FlowState.place_on_dag implements single-pass placement over a fixed SPF DAG:

• PROPORTIONAL: Constructs reversed residual graph from predecessor DAG. Uses Dinic-style BFS leveling and DFS push from sink to source. Within each edge group (parallel edges between node pair), splits flow proportionally to residual capacity. Distributes pushed flow back to underlying edges maintaining proportional ratios. Can be called iteratively on updated residuals.

• EQUAL_BALANCED: Performs topological traversal (Kahn's algorithm) from source to sink over forward DAG. Assigns equal splits across all outgoing parallel edges from each node. Computes global scale factor as min(edge_capacity / edge_assignment) across all edges to prevent oversubscription. Applies scale uniformly and stops. This models single-pass ECMP admission where the forwarding DAG doesn't change mid-flow.

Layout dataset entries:

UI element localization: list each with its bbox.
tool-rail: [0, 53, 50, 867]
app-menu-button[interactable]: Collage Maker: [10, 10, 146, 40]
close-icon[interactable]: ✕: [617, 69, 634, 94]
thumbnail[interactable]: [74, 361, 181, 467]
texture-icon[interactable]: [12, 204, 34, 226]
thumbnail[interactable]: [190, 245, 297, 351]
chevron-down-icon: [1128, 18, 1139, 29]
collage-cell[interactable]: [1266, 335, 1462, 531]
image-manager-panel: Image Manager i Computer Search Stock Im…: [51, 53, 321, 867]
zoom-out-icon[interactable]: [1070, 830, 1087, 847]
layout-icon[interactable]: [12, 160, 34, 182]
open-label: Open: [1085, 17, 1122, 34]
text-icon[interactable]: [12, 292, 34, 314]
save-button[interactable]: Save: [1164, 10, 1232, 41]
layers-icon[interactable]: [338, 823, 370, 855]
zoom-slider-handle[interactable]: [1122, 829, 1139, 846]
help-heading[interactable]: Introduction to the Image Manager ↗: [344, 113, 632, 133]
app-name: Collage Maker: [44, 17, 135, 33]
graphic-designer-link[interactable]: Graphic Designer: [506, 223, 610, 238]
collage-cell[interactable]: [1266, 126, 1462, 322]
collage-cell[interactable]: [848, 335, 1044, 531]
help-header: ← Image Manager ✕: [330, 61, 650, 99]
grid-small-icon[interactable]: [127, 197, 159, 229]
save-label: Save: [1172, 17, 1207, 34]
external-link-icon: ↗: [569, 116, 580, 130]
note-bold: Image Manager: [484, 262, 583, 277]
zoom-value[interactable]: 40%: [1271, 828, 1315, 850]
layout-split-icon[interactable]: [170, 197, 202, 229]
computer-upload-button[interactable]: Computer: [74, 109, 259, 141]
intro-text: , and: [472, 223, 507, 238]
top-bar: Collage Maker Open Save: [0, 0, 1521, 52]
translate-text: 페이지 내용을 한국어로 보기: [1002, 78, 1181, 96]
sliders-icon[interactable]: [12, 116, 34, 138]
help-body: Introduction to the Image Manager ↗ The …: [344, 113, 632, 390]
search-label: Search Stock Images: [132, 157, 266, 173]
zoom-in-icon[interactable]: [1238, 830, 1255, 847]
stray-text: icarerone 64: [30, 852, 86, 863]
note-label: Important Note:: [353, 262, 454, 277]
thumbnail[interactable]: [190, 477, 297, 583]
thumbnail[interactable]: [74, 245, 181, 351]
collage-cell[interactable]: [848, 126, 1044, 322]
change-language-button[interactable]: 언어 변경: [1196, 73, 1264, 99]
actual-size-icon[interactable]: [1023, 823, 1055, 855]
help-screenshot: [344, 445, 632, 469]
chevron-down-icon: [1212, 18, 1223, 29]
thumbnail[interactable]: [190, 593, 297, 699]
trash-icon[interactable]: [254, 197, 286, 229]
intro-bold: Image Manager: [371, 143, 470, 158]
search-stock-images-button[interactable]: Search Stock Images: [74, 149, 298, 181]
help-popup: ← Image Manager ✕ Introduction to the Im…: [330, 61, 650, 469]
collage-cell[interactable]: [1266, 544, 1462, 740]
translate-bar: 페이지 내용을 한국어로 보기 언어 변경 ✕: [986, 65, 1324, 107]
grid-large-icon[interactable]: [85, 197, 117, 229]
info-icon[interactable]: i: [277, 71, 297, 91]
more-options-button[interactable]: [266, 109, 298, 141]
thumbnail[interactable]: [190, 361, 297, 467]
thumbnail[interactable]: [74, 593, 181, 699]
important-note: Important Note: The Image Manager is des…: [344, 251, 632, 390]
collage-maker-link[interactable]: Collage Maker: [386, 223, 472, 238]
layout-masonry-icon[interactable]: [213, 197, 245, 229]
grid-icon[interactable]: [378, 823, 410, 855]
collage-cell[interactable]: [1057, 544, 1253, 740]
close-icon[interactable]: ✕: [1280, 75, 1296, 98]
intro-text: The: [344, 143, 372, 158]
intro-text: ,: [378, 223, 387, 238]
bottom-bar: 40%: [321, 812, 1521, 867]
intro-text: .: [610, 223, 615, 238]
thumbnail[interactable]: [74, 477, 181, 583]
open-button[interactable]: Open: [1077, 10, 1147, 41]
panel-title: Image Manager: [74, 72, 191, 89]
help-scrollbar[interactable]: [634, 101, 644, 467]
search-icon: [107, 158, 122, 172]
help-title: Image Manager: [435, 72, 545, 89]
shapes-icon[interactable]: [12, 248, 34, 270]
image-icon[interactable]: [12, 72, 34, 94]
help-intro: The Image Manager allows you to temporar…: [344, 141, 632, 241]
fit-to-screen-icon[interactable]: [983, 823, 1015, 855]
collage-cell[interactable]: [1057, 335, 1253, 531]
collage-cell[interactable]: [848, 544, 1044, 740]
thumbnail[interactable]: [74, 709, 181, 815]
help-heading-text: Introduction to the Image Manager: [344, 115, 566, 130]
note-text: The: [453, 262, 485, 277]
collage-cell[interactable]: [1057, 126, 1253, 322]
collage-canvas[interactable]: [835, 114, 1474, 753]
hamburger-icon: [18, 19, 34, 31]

▸ **Set problem 1**: Decide whether each statement agrees with the text on flow placement, answering yes or no and quoting the text's deciding words: (a) PROPORTIONAL uses Dinic-style BFS leveling; (b) EQUAL_BALANCED can be called iteratively on updated residuals; (c) EQUAL_BALANCED traverses the DAG from sink to source.
▸ **Set problem 2**: Put the part of the records that opens with their first line and closes with the line containing "help-screenshot: [344, 445, 632, 469]" into a numbered list, leaving out blank lines.
The text on flow placement and the records are independent materials.

▸ **Written solution 1**:
(a) Yes: "Uses Dinic-style BFS leveling and DFS push from sink to source."
(b) No: "Applies scale uniformly and stops."
(c) No: "Performs topological traversal (Kahn's algorithm) from source to sink over forward DAG."

▸ **Written solution 2**:
1. UI element localization: list each with its bbox.
2. tool-rail: [0, 53, 50, 867]
3. app-menu-button[interactable]: Collage Maker: [10, 10, 146, 40]
4. close-icon[interactable]: ✕: [617, 69, 634, 94]
5. thumbnail[interactable]: [74, 361, 181, 467]
6. texture-icon[interactable]: [12, 204, 34, 226]
7. thumbnail[interactable]: [190, 245, 297, 351]
8. chevron-down-icon: [1128, 18, 1139, 29]
9. collage-cell[interactable]: [1266, 335, 1462, 531]
10. image-manager-panel: Image Manager i Computer Search Stock Im…: [51, 53, 321, 867]
11. zoom-out-icon[interactable]: [1070, 830, 1087, 847]
12. layout-icon[interactable]: [12, 160, 34, 182]
13. open-label: Open: [1085, 17, 1122, 34]
14. text-icon[interactable]: [12, 292, 34, 314]
15. save-button[interactable]: Save: [1164, 10, 1232, 41]
16. layers-icon[interactable]: [338, 823, 370, 855]
17. zoom-slider-handle[interactable]: [1122, 829, 1139, 846]
18. help-heading[interactable]: Introduction to the Image Manager ↗: [344, 113, 632, 133]
19. app-name: Collage Maker: [44, 17, 135, 33]
20. graphic-designer-link[interactable]: Graphic Designer: [506, 223, 610, 238]
21. collage-cell[interactable]: [1266, 126, 1462, 322]
22. collage-cell[interactable]: [848, 335, 1044, 531]
23. help-header: ← Image Manager ✕: [330, 61, 650, 99]
24. grid-small-icon[interactable]: [127, 197, 159, 229]
25. save-label: Save: [1172, 17, 1207, 34]
26. external-link-icon: ↗: [569, 116, 580, 130]
27. note-bold: Image Manager: [484, 262, 583, 277]
28. zoom-value[interactable]: 40%: [1271, 828, 1315, 850]
29. layout-split-icon[interactable]: [170, 197, 202, 229]
30. computer-upload-button[interactable]: Computer: [74, 109, 259, 141]
31. intro-text: , and: [472, 223, 507, 238]
32. top-bar: Collage Maker Open Save: [0, 0, 1521, 52]
33. translate-text: 페이지 내용을 한국어로 보기: [1002, 78, 1181, 96]
34. sliders-icon[interactable]: [12, 116, 34, 138]
35. help-body: Introduction to the Image Manager ↗ The …: [344, 113, 632, 390]
36. search-label: Search Stock Images: [132, 157, 266, 173]
37. zoom-in-icon[interactable]: [1238, 830, 1255, 847]
38. stray-text: icarerone 64: [30, 852, 86, 863]
39. note-label: Important Note:: [353, 262, 454, 277]
40. thumbnail[interactable]: [190, 477, 297, 583]
41. thumbnail[interactable]: [74, 245, 181, 351]
42. collage-cell[interactable]: [848, 126, 1044, 322]
43. change-language-button[interactable]: 언어 변경: [1196, 73, 1264, 99]
44. actual-size-icon[interactable]: [1023, 823, 1055, 855]
45. help-screenshot: [344, 445, 632, 469]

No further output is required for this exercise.